*What needs to be done:*
Copy out every line in the entries below that includes "text".
* * * * * * * * *
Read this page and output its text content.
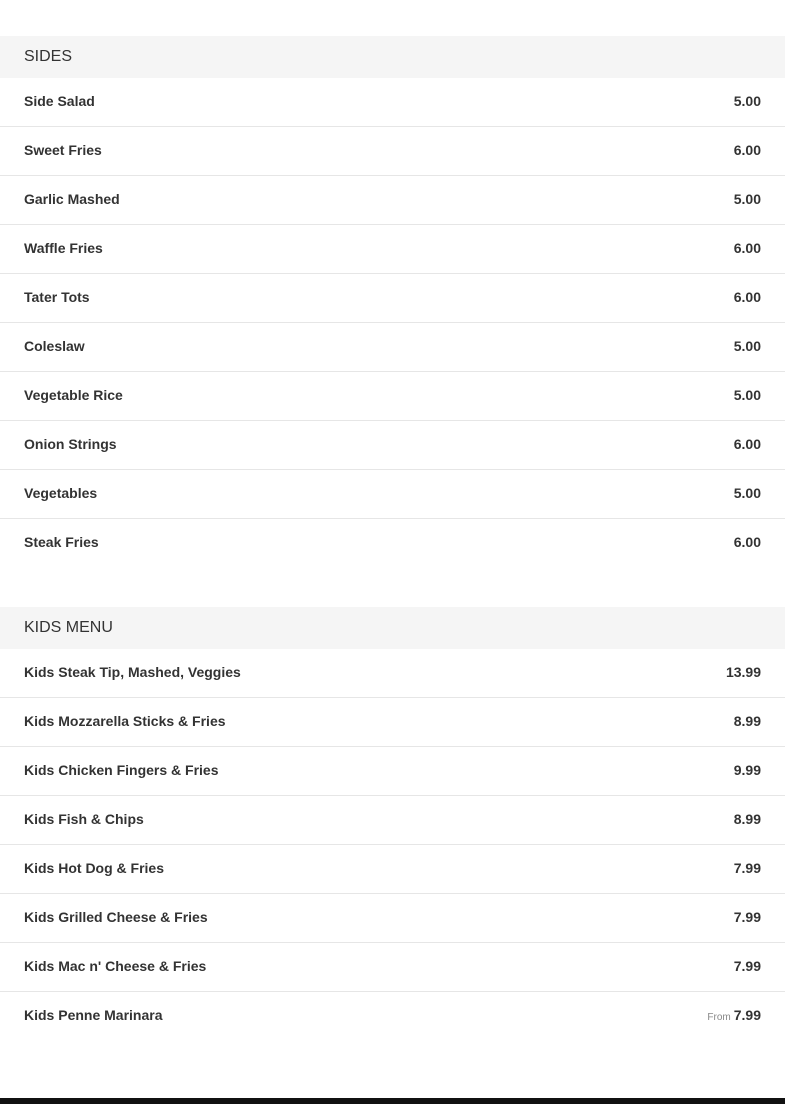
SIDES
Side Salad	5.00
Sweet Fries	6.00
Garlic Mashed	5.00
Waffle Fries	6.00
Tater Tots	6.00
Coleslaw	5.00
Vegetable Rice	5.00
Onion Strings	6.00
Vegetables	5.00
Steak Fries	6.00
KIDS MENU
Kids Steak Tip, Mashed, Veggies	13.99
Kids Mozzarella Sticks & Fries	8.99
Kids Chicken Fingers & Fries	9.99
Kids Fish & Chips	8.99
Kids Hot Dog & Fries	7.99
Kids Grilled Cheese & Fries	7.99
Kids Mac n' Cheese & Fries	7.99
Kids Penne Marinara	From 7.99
* * * * * * * * *
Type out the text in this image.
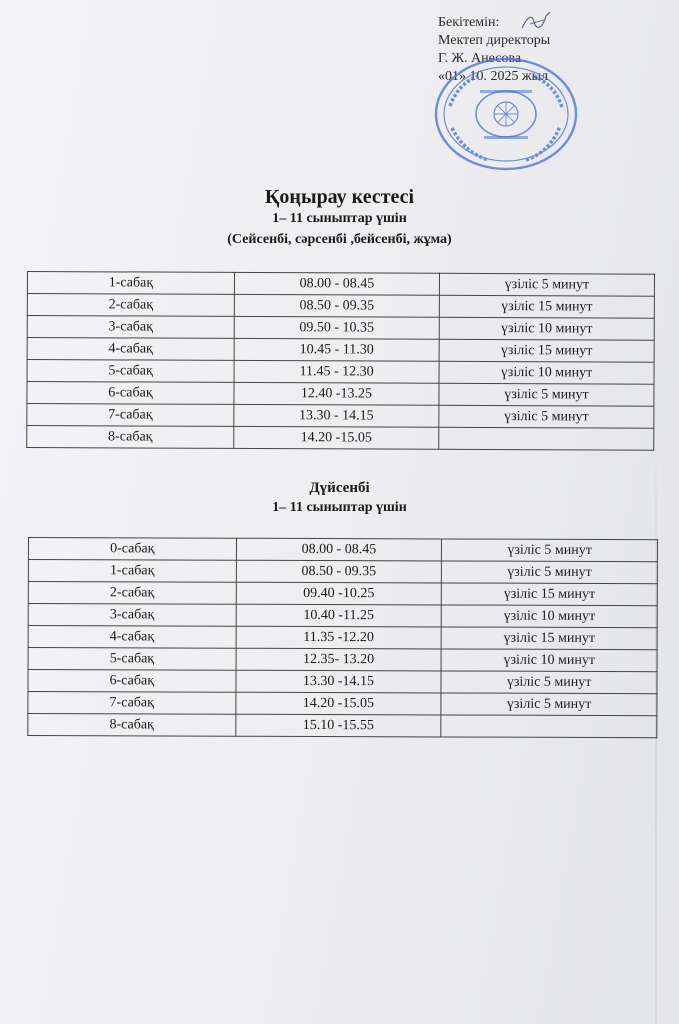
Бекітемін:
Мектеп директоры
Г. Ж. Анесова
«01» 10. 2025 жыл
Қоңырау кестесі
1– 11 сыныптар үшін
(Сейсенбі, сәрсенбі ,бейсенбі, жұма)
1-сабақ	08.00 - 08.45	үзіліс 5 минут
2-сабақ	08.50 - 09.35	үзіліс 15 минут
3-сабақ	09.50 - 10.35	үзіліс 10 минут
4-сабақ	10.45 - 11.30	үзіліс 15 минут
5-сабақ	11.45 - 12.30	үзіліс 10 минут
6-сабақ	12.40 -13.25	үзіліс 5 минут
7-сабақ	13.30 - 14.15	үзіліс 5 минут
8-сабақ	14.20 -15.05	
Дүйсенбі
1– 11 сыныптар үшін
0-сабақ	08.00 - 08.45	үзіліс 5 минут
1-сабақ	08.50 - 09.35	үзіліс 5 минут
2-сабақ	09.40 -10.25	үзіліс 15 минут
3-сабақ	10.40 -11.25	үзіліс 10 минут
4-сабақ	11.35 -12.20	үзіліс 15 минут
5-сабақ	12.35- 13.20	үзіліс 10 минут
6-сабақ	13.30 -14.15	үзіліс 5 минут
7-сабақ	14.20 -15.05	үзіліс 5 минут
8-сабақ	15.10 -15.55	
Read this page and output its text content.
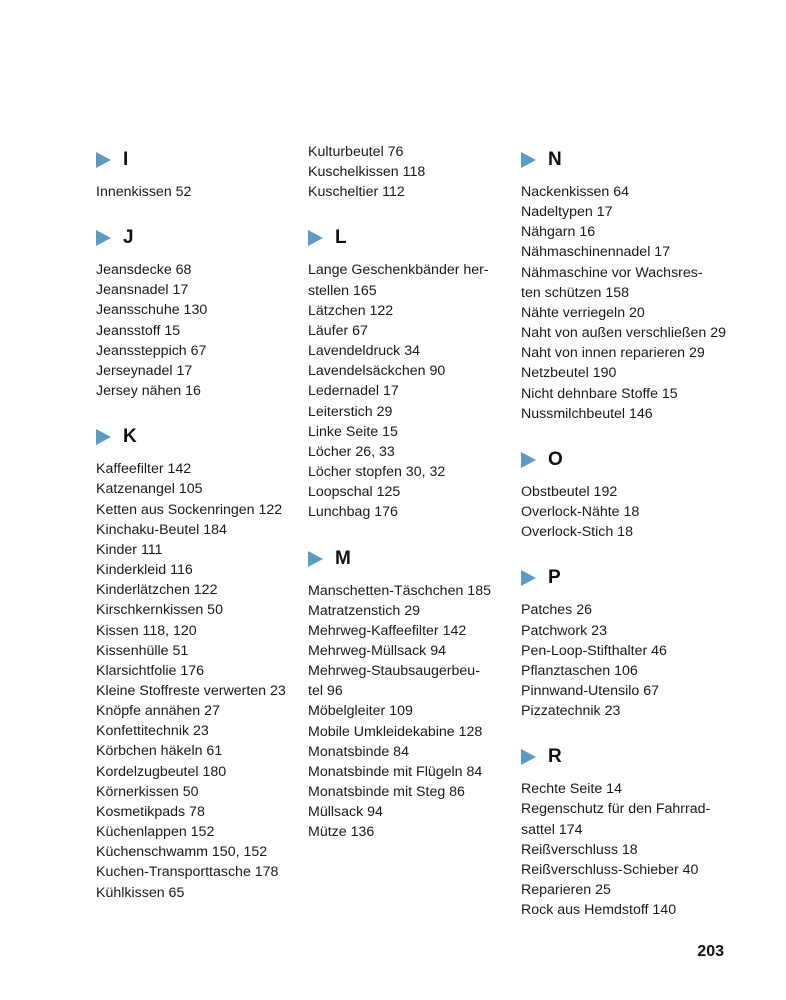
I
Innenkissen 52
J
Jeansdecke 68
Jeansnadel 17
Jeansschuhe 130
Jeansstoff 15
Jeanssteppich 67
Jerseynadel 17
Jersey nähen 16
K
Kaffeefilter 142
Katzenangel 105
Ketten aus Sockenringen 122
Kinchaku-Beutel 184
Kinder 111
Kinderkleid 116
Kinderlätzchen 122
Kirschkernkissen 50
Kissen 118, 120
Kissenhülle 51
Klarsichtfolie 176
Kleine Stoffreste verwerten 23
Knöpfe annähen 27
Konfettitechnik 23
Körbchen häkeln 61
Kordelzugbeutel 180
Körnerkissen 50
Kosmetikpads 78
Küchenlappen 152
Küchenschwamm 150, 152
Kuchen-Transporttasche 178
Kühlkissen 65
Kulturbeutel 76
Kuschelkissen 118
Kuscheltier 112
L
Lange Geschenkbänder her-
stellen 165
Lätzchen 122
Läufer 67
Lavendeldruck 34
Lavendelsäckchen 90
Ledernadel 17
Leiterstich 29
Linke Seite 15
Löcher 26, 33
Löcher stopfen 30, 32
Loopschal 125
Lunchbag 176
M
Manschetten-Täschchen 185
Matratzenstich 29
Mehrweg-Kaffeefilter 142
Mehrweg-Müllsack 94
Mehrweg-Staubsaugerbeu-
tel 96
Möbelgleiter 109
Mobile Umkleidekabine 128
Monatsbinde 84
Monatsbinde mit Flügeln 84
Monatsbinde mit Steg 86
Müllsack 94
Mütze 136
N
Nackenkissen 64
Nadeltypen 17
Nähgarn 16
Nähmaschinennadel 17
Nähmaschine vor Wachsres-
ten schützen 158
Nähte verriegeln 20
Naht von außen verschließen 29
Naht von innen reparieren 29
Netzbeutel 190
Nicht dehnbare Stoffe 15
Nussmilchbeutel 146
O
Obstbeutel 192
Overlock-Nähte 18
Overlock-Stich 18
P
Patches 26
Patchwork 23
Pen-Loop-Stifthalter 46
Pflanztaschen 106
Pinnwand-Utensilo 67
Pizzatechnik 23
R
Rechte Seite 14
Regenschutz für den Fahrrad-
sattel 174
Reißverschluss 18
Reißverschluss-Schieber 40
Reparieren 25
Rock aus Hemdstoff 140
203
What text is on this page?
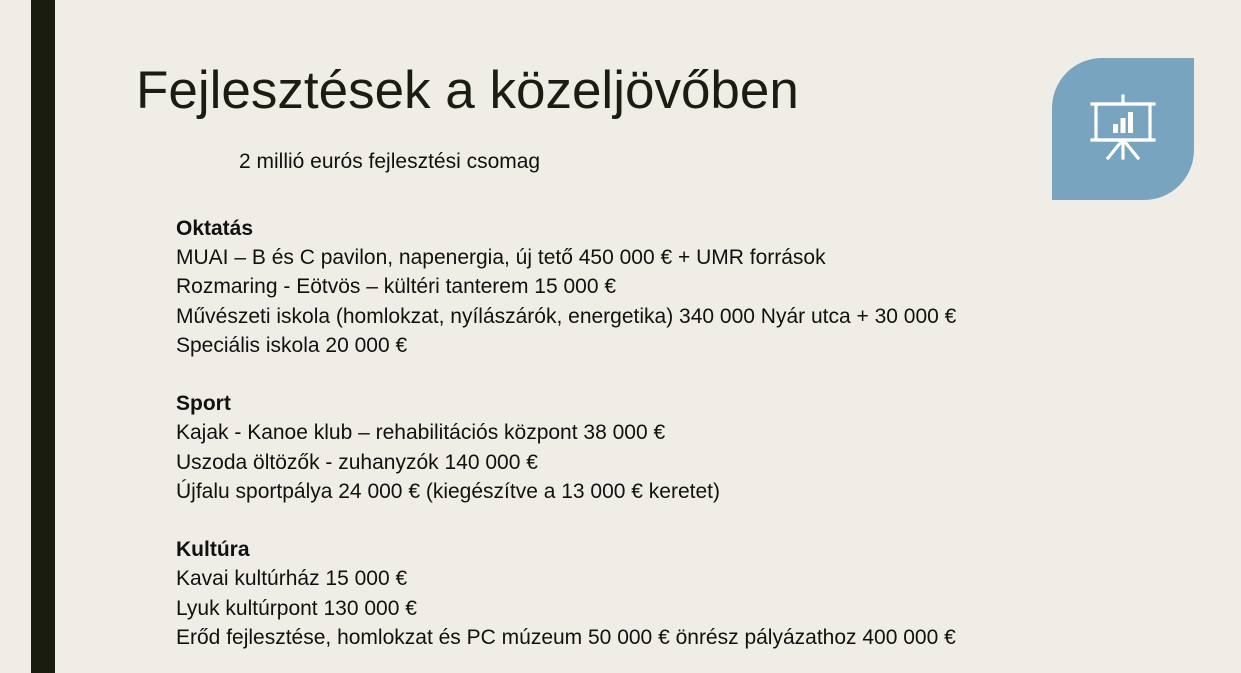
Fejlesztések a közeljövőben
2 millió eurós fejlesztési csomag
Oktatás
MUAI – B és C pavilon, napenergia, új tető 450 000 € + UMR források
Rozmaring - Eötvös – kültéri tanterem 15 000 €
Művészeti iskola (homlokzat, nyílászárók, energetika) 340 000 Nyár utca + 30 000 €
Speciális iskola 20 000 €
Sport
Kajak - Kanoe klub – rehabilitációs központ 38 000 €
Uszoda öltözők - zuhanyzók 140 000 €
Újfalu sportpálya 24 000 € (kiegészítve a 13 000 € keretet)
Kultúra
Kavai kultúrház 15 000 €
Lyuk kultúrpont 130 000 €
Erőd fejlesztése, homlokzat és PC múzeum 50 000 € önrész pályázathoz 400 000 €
* * * * * * * * *
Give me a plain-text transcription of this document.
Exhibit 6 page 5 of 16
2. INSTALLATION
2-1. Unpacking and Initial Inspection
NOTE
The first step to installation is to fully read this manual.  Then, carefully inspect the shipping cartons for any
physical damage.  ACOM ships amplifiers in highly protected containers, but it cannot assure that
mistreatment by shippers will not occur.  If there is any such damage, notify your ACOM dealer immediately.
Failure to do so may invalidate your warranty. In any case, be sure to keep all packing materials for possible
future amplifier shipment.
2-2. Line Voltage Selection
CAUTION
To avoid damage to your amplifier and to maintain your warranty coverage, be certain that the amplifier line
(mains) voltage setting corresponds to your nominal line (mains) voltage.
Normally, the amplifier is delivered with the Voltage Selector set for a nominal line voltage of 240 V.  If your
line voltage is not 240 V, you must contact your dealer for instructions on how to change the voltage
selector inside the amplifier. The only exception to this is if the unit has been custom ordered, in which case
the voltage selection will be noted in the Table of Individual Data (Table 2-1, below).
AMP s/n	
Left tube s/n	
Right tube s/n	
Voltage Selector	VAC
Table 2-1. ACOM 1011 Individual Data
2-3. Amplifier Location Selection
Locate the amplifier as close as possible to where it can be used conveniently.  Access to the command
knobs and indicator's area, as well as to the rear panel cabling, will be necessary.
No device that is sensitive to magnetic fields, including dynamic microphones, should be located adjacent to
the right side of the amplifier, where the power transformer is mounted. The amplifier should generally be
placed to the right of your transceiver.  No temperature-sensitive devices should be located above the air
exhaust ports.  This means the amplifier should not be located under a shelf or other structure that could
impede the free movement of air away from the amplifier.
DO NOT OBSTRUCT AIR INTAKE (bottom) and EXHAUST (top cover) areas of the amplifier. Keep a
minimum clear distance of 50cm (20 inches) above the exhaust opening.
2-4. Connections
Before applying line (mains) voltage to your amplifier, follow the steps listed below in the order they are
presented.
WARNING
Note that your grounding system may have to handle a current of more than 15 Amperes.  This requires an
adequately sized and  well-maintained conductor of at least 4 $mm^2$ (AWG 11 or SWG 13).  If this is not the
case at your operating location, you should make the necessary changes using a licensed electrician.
* * * * * * * * *
*Correct output:*
Read this page and output its text content.
Type out the text in this image.
Read this page and output its text content.
What text is on this page?
Give me a plain-text transcription of this document.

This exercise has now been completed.